▸ **SOURCE RECORDS**
↓↓↓
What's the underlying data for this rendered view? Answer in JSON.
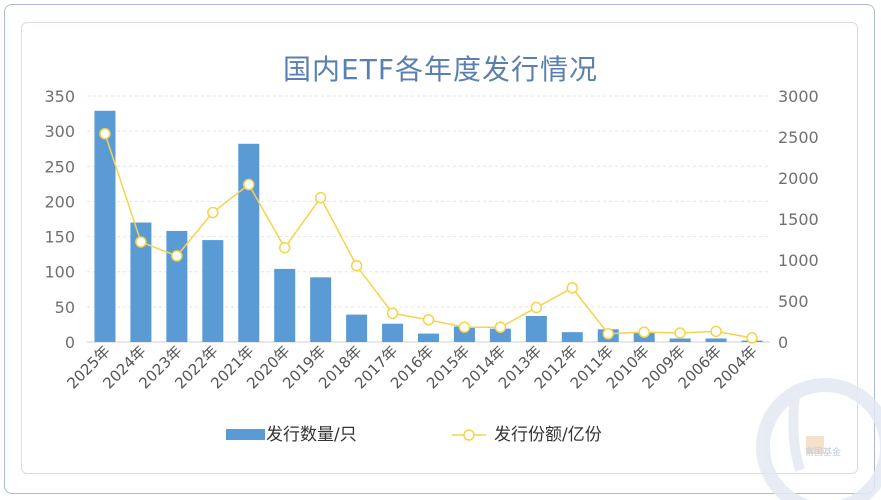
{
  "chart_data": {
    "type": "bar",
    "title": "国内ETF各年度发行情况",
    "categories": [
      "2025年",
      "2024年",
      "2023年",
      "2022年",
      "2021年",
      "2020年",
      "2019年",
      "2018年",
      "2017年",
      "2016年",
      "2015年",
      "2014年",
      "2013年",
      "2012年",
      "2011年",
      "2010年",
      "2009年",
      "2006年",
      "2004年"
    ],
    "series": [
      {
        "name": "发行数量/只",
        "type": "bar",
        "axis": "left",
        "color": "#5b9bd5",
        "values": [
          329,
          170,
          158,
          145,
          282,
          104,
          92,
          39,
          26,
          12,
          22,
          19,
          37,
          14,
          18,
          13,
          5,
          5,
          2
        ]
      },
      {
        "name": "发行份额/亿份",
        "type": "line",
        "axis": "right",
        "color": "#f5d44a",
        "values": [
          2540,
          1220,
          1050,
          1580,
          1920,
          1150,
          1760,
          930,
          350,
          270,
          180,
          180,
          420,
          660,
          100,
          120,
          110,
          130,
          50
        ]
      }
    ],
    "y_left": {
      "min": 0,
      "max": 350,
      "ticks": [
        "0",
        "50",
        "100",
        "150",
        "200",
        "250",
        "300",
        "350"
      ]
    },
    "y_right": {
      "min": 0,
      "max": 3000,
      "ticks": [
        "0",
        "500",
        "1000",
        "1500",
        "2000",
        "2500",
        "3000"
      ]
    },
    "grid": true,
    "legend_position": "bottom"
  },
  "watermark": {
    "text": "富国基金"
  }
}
↑↑↑
↓↓↓
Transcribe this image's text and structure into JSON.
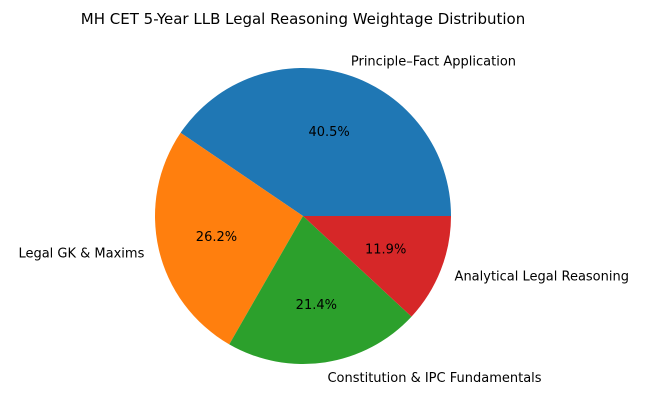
↑↑↑
↓↓↓
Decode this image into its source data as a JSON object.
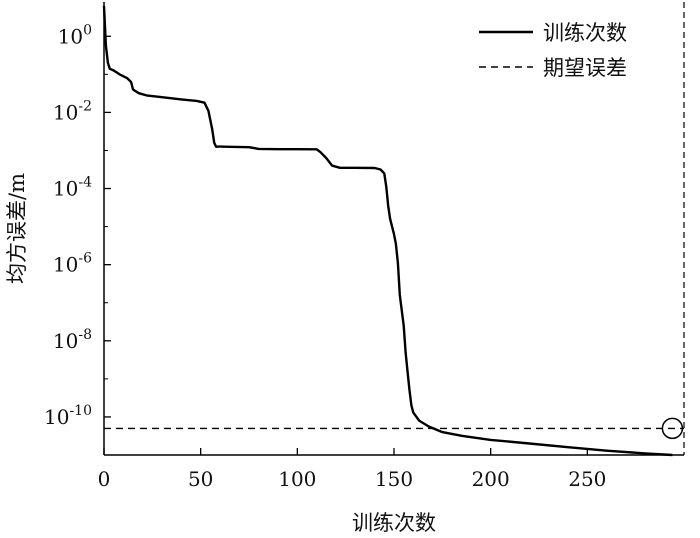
↑↑↑
▸ **AIM OF THE TASK**
Scan the material above for the string "into" and report each line where you find it.

▸ **TASK SOLUTION**
Transcribe this image's text and structure into JSON.
Decode this image into its source data as a JSON object.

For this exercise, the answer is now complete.